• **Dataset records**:
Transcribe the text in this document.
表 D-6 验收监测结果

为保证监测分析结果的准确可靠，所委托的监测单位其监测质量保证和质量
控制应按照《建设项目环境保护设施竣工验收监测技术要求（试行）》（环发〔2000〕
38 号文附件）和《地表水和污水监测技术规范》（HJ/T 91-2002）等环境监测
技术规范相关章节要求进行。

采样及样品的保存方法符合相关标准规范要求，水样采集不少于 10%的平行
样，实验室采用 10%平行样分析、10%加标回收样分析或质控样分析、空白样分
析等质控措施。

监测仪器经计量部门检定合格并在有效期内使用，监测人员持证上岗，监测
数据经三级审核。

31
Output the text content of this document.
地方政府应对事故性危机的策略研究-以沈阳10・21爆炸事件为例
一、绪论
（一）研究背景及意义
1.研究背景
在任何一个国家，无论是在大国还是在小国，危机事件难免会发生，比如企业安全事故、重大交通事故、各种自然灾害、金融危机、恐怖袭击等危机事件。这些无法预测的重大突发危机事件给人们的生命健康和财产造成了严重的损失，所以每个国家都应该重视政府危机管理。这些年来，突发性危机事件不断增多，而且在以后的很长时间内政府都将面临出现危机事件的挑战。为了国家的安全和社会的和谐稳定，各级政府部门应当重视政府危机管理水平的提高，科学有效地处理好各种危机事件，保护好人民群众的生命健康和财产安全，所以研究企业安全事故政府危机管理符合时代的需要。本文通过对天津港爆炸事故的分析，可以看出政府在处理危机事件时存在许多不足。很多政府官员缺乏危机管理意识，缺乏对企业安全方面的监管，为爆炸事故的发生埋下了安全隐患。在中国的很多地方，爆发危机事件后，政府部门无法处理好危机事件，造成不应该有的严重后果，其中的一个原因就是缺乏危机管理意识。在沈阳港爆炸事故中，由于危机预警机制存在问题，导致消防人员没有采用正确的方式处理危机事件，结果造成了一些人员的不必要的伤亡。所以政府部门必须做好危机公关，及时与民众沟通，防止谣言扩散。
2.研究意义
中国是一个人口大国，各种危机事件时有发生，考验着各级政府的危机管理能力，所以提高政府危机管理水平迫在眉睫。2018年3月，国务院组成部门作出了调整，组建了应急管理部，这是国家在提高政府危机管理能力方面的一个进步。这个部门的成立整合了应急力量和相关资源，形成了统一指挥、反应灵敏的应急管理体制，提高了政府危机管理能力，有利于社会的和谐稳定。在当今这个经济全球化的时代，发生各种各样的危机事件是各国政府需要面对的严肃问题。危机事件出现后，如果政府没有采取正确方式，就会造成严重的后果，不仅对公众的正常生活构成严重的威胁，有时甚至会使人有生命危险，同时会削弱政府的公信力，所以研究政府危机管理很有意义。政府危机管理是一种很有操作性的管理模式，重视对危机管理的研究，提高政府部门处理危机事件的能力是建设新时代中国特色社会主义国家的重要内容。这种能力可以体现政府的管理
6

• **Objective**: Report every line containing the word "document" from the listing above.

• **Task result**:
Transcribe the text in this document.
Output the text content of this document.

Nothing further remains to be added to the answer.